Stated task
Every line below is to be quoted exactly, with nothing added or dropped.

Input

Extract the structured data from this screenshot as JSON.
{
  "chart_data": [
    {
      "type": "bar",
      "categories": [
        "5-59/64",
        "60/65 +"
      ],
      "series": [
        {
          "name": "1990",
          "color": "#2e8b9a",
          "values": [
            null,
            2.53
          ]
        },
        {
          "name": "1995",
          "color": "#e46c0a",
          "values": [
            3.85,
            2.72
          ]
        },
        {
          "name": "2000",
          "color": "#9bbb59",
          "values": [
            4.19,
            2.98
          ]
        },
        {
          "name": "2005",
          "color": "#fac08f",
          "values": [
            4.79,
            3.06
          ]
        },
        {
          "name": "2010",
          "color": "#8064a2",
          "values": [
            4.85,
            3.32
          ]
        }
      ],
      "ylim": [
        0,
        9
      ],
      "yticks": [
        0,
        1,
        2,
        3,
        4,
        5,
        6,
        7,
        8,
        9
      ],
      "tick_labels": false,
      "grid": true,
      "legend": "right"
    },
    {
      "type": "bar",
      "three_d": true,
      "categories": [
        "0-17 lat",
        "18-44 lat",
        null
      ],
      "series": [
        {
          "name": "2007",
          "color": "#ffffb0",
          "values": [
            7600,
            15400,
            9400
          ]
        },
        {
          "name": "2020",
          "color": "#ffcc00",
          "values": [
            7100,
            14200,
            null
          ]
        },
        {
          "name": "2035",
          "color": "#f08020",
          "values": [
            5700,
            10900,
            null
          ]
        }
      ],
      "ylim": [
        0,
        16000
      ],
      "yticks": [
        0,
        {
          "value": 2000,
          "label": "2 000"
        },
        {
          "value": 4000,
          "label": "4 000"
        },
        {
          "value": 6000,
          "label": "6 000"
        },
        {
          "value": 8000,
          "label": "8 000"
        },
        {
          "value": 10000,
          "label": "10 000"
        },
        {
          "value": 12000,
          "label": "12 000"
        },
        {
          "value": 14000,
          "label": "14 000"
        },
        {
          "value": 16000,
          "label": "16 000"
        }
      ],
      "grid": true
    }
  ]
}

Exercise answer
Extract the structured data from this screenshot as JSON.
{
  "chart_data": [
    {
      "type": "bar",
      "categories": [
        "5-59/64",
        "60/65 +"
      ],
      "series": [
        {
          "name": "1990",
          "color": "#2e8b9a",
          "values": [
            null,
            2.53
          ]
        },
        {
          "name": "1995",
          "color": "#e46c0a",
          "values": [
            3.85,
            2.72
          ]
        },
        {
          "name": "2000",
          "color": "#9bbb59",
          "values": [
            4.19,
            2.98
          ]
        },
        {
          "name": "2005",
          "color": "#fac08f",
          "values": [
            4.79,
            3.06
          ]
        },
        {
          "name": "2010",
          "color": "#8064a2",
          "values": [
            4.85,
            3.32
          ]
        }
      ],
      "ylim": [
        0,
        9
      ],
      "yticks": [
        0,
        1,
        2,
        3,
        4,
        5,
        6,
        7,
        8,
        9
      ],
      "tick_labels": false,
      "grid": true,
      "legend": "right"
    },
    {
      "type": "bar",
      "three_d": true,
      "categories": [
        "0-17 lat",
        "18-44 lat",
        null
      ],
      "series": [
        {
          "name": "2007",
          "color": "#ffffb0",
          "values": [
            7600,
            15400,
            9400
          ]
        },
        {
          "name": "2020",
          "color": "#ffcc00",
          "values": [
            7100,
            14200,
            null
          ]
        },
        {
          "name": "2035",
          "color": "#f08020",
          "values": [
            5700,
            10900,
            null
          ]
        }
      ],
      "ylim": [
        0,
        16000
      ],
      "yticks": [
        0,
        {
          "value": 2000,
          "label": "2 000"
        },
        {
          "value": 4000,
          "label": "4 000"
        },
        {
          "value": 6000,
          "label": "6 000"
        },
        {
          "value": 8000,
          "label": "8 000"
        },
        {
          "value": 10000,
          "label": "10 000"
        },
        {
          "value": 12000,
          "label": "12 000"
        },
        {
          "value": 14000,
          "label": "14 000"
        },
        {
          "value": 16000,
          "label": "16 000"
        }
      ],
      "grid": true
    }
  ]
}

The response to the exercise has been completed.